*EXERCISE PROMPT*
Copy out the listing that follows, exact in every word, and skip the images.
[Start DATA LINES]
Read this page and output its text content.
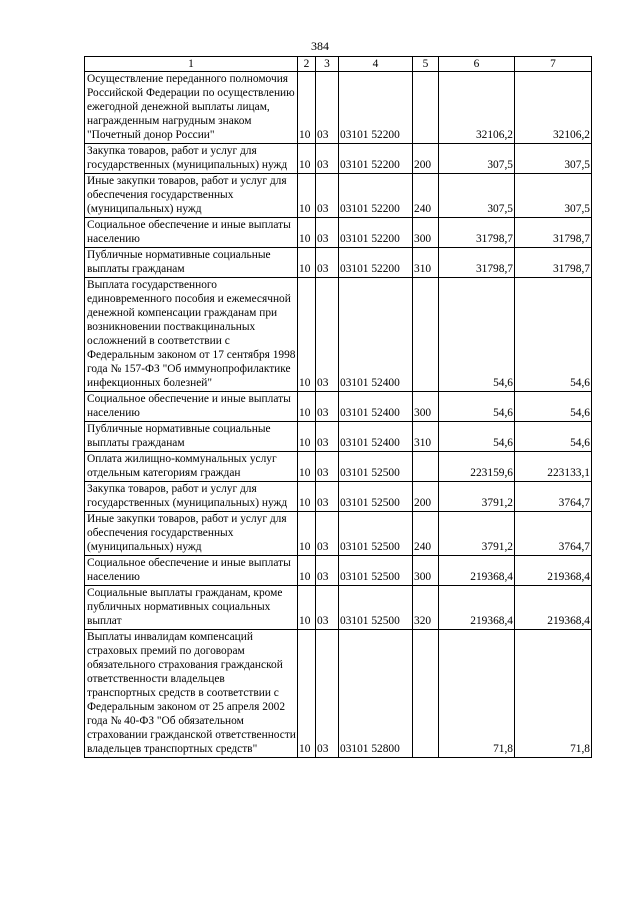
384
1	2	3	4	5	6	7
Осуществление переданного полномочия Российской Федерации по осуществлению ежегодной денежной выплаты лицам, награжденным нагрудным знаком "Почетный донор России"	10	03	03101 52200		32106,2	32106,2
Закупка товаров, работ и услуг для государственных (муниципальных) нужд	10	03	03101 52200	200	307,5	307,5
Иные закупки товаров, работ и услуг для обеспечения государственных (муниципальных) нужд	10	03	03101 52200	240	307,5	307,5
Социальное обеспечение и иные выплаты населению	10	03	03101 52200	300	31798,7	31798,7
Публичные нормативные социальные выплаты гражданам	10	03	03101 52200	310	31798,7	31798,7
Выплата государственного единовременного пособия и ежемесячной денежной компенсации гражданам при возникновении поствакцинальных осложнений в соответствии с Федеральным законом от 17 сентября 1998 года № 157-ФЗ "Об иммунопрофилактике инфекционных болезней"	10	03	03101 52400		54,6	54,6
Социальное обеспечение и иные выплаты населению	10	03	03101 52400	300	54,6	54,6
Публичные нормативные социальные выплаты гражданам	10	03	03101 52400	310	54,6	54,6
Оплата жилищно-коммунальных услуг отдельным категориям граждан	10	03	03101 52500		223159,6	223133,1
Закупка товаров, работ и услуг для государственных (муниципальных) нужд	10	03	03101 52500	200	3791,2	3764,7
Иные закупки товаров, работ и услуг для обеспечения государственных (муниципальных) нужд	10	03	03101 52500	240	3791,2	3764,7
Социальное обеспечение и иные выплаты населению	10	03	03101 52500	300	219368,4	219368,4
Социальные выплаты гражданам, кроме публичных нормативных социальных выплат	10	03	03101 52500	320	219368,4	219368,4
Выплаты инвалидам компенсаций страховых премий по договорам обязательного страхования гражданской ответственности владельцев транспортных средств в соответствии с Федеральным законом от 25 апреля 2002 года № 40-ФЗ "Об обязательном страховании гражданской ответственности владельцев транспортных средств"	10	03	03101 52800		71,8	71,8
[End DATA LINES]
*EXERCISE RESULT*
Read this page and output its text content.
384
1	2	3	4	5	6	7
Осуществление переданного полномочия Российской Федерации по осуществлению ежегодной денежной выплаты лицам, награжденным нагрудным знаком "Почетный донор России"	10	03	03101 52200		32106,2	32106,2
Закупка товаров, работ и услуг для государственных (муниципальных) нужд	10	03	03101 52200	200	307,5	307,5
Иные закупки товаров, работ и услуг для обеспечения государственных (муниципальных) нужд	10	03	03101 52200	240	307,5	307,5
Социальное обеспечение и иные выплаты населению	10	03	03101 52200	300	31798,7	31798,7
Публичные нормативные социальные выплаты гражданам	10	03	03101 52200	310	31798,7	31798,7
Выплата государственного единовременного пособия и ежемесячной денежной компенсации гражданам при возникновении поствакцинальных осложнений в соответствии с Федеральным законом от 17 сентября 1998 года № 157-ФЗ "Об иммунопрофилактике инфекционных болезней"	10	03	03101 52400		54,6	54,6
Социальное обеспечение и иные выплаты населению	10	03	03101 52400	300	54,6	54,6
Публичные нормативные социальные выплаты гражданам	10	03	03101 52400	310	54,6	54,6
Оплата жилищно-коммунальных услуг отдельным категориям граждан	10	03	03101 52500		223159,6	223133,1
Закупка товаров, работ и услуг для государственных (муниципальных) нужд	10	03	03101 52500	200	3791,2	3764,7
Иные закупки товаров, работ и услуг для обеспечения государственных (муниципальных) нужд	10	03	03101 52500	240	3791,2	3764,7
Социальное обеспечение и иные выплаты населению	10	03	03101 52500	300	219368,4	219368,4
Социальные выплаты гражданам, кроме публичных нормативных социальных выплат	10	03	03101 52500	320	219368,4	219368,4
Выплаты инвалидам компенсаций страховых премий по договорам обязательного страхования гражданской ответственности владельцев транспортных средств в соответствии с Федеральным законом от 25 апреля 2002 года № 40-ФЗ "Об обязательном страховании гражданской ответственности владельцев транспортных средств"	10	03	03101 52800		71,8	71,8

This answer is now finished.